**What is being asked**
Copy the following records line for line without changing anything, and leave out the pictures.

— start Provided data —

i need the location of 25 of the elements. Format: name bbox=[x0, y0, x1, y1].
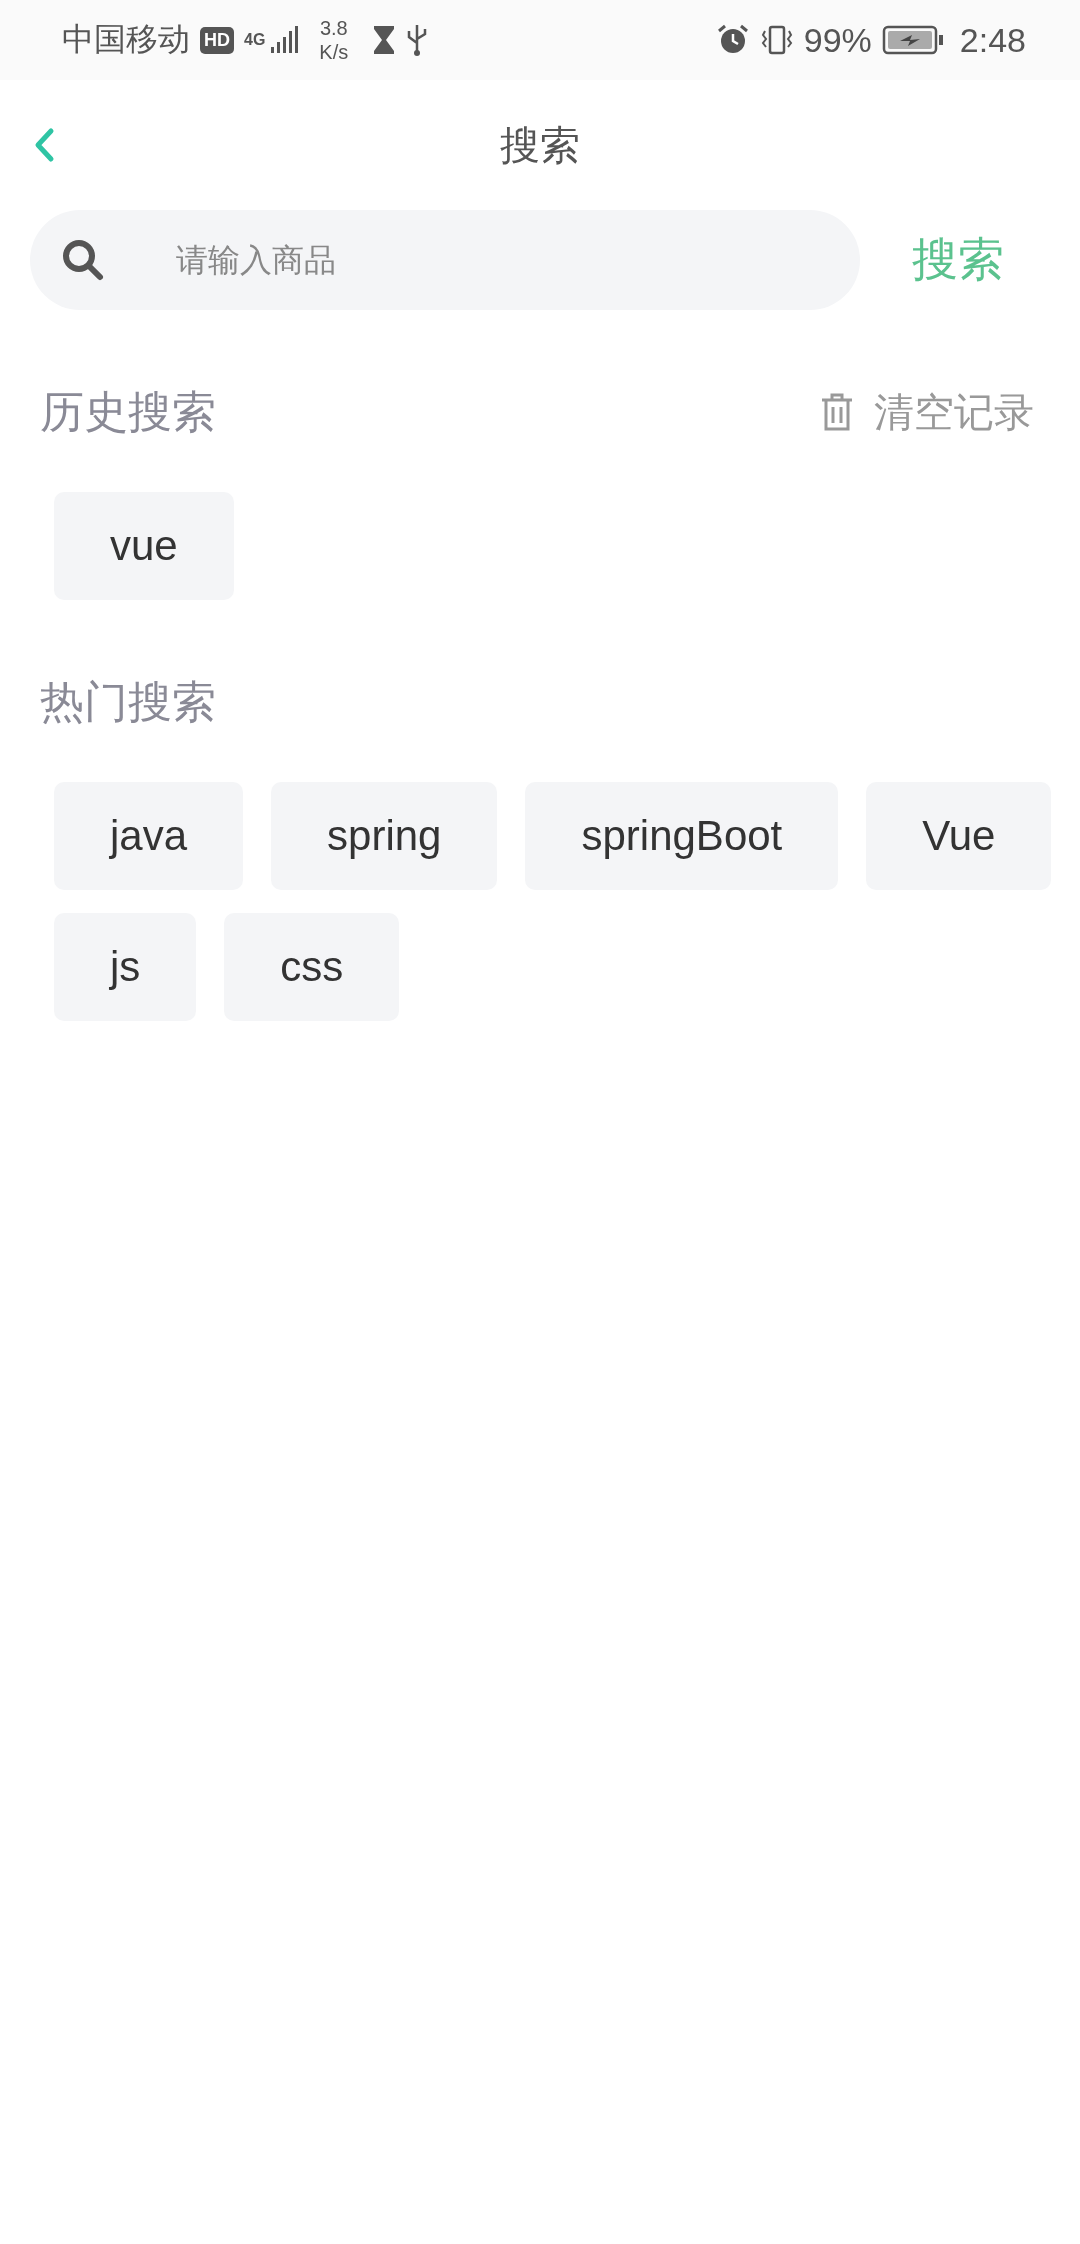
clock-time: 2:48 bbox=[959, 20, 1026, 60]
hot-search-tag[interactable]: spring bbox=[271, 782, 498, 890]
battery-charging-icon bbox=[881, 24, 944, 56]
section-title: 热门搜索 bbox=[40, 675, 216, 728]
hd-badge: HD bbox=[200, 26, 234, 54]
speed-unit: K/s bbox=[319, 40, 349, 64]
section-title: 历史搜索 bbox=[40, 385, 216, 438]
hourglass-icon bbox=[372, 24, 397, 56]
search-icon bbox=[60, 237, 106, 283]
hot-search-tag[interactable]: java bbox=[54, 782, 244, 890]
speed-value: 3.8 bbox=[319, 16, 348, 40]
hot-search-tag[interactable]: js bbox=[54, 913, 197, 1021]
network-type: 4G bbox=[244, 31, 266, 49]
hot-search-tag[interactable]: css bbox=[224, 913, 400, 1021]
signal-icon bbox=[269, 25, 300, 55]
battery-percentage: 99% bbox=[803, 20, 872, 60]
page-title: 搜索 bbox=[500, 121, 580, 169]
usb-icon bbox=[406, 23, 429, 57]
history-tag[interactable]: vue bbox=[54, 492, 234, 600]
vibrate-icon bbox=[759, 23, 794, 57]
carrier-name: 中国移动 bbox=[62, 20, 190, 59]
hot-search-tag[interactable]: springBoot bbox=[525, 782, 839, 890]
search-field[interactable]: 请输入商品 bbox=[30, 210, 860, 310]
trash-icon bbox=[820, 392, 854, 432]
hot-search-tag[interactable]: Vue bbox=[866, 782, 1052, 890]
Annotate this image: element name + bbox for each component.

— end Provided data —

**Answer to the task**
i need the location of 25 of the elements. Format: name bbox=[x0, y0, x1, y1].
clock-time: 2:48 bbox=[959, 20, 1026, 60]
hot-search-tag[interactable]: spring bbox=[271, 782, 498, 890]
battery-charging-icon bbox=[881, 24, 944, 56]
section-title: 热门搜索 bbox=[40, 675, 216, 728]
hd-badge: HD bbox=[200, 26, 234, 54]
speed-unit: K/s bbox=[319, 40, 349, 64]
section-title: 历史搜索 bbox=[40, 385, 216, 438]
hourglass-icon bbox=[372, 24, 397, 56]
search-icon bbox=[60, 237, 106, 283]
hot-search-tag[interactable]: java bbox=[54, 782, 244, 890]
speed-value: 3.8 bbox=[319, 16, 348, 40]
hot-search-tag[interactable]: js bbox=[54, 913, 197, 1021]
network-type: 4G bbox=[244, 31, 266, 49]
hot-search-tag[interactable]: css bbox=[224, 913, 400, 1021]
signal-icon bbox=[269, 25, 300, 55]
battery-percentage: 99% bbox=[803, 20, 872, 60]
page-title: 搜索 bbox=[500, 121, 580, 169]
usb-icon bbox=[406, 23, 429, 57]
history-tag[interactable]: vue bbox=[54, 492, 234, 600]
vibrate-icon bbox=[759, 23, 794, 57]
carrier-name: 中国移动 bbox=[62, 20, 190, 59]
hot-search-tag[interactable]: springBoot bbox=[525, 782, 839, 890]
search-field[interactable]: 请输入商品 bbox=[30, 210, 860, 310]
trash-icon bbox=[820, 392, 854, 432]
hot-search-tag[interactable]: Vue bbox=[866, 782, 1052, 890]
Annotate this image: element name + bbox for each component.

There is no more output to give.